WORK TO BE COMPLETED:
How many lines of the data hold the word "description"? State the number and nothing else.

INPUT ROWS:
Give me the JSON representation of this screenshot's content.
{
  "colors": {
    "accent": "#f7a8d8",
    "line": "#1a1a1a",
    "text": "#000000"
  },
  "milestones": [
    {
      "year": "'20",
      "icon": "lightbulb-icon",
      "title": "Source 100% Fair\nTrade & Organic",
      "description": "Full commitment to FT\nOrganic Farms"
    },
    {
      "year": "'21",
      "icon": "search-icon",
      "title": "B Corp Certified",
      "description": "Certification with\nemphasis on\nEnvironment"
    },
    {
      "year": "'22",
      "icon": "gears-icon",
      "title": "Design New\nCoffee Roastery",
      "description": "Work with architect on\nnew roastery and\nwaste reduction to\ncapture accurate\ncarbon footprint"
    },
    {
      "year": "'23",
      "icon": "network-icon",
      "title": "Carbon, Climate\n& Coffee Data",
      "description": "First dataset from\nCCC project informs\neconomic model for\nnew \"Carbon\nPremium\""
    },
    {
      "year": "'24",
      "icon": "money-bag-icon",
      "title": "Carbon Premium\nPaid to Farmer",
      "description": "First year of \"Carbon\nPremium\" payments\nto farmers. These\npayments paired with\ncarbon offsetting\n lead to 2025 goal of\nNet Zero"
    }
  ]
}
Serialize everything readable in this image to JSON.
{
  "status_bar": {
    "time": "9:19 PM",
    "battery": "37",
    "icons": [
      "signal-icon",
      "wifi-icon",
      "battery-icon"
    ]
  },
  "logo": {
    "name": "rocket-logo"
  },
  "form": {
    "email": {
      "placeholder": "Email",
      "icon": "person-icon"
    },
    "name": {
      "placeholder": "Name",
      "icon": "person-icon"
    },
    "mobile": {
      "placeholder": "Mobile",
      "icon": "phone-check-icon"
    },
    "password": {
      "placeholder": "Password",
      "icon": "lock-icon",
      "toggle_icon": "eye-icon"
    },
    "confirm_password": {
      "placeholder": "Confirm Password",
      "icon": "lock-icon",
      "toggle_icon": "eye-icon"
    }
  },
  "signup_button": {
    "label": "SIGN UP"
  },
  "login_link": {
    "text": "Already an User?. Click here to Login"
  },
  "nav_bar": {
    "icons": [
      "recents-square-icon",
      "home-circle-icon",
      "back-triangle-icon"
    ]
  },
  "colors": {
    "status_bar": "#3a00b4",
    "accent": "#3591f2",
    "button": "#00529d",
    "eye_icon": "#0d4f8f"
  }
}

PROBLEM SOLUTION:
5